Figure dataset records
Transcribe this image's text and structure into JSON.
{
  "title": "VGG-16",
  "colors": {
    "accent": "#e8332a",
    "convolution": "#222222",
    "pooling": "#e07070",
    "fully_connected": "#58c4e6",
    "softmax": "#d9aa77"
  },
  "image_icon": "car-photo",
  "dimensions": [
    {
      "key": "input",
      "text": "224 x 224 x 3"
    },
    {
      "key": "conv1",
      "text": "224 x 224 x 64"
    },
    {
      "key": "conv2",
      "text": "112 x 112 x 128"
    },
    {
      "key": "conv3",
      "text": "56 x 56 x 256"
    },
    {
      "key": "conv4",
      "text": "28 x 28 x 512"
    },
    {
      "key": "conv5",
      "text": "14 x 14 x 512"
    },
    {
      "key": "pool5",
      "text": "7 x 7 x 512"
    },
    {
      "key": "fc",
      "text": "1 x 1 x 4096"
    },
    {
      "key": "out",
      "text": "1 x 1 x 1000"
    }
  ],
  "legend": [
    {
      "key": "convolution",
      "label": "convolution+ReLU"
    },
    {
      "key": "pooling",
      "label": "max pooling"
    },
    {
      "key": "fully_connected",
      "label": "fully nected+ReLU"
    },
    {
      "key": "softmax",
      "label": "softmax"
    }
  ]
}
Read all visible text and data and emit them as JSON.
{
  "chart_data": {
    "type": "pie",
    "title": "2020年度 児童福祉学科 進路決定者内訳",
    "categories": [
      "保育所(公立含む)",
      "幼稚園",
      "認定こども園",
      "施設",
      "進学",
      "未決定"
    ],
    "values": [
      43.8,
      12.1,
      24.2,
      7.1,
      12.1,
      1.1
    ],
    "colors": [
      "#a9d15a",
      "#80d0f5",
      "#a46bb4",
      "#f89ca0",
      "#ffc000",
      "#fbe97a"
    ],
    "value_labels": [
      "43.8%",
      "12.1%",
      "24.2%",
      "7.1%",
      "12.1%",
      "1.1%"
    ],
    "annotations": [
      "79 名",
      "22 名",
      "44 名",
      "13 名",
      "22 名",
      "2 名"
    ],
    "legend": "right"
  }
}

**WRITTEN REQUEST:** Copy the material above, line for line.

**EXERCISE RESPONSE:**
Transcribe this image's text and structure into JSON.
{
  "title": "VGG-16",
  "colors": {
    "accent": "#e8332a",
    "convolution": "#222222",
    "pooling": "#e07070",
    "fully_connected": "#58c4e6",
    "softmax": "#d9aa77"
  },
  "image_icon": "car-photo",
  "dimensions": [
    {
      "key": "input",
      "text": "224 x 224 x 3"
    },
    {
      "key": "conv1",
      "text": "224 x 224 x 64"
    },
    {
      "key": "conv2",
      "text": "112 x 112 x 128"
    },
    {
      "key": "conv3",
      "text": "56 x 56 x 256"
    },
    {
      "key": "conv4",
      "text": "28 x 28 x 512"
    },
    {
      "key": "conv5",
      "text": "14 x 14 x 512"
    },
    {
      "key": "pool5",
      "text": "7 x 7 x 512"
    },
    {
      "key": "fc",
      "text": "1 x 1 x 4096"
    },
    {
      "key": "out",
      "text": "1 x 1 x 1000"
    }
  ],
  "legend": [
    {
      "key": "convolution",
      "label": "convolution+ReLU"
    },
    {
      "key": "pooling",
      "label": "max pooling"
    },
    {
      "key": "fully_connected",
      "label": "fully nected+ReLU"
    },
    {
      "key": "softmax",
      "label": "softmax"
    }
  ]
}
Read all visible text and data and emit them as JSON.
{
  "chart_data": {
    "type": "pie",
    "title": "2020年度 児童福祉学科 進路決定者内訳",
    "categories": [
      "保育所(公立含む)",
      "幼稚園",
      "認定こども園",
      "施設",
      "進学",
      "未決定"
    ],
    "values": [
      43.8,
      12.1,
      24.2,
      7.1,
      12.1,
      1.1
    ],
    "colors": [
      "#a9d15a",
      "#80d0f5",
      "#a46bb4",
      "#f89ca0",
      "#ffc000",
      "#fbe97a"
    ],
    "value_labels": [
      "43.8%",
      "12.1%",
      "24.2%",
      "7.1%",
      "12.1%",
      "1.1%"
    ],
    "annotations": [
      "79 名",
      "22 名",
      "44 名",
      "13 名",
      "22 名",
      "2 名"
    ],
    "legend": "right"
  }
}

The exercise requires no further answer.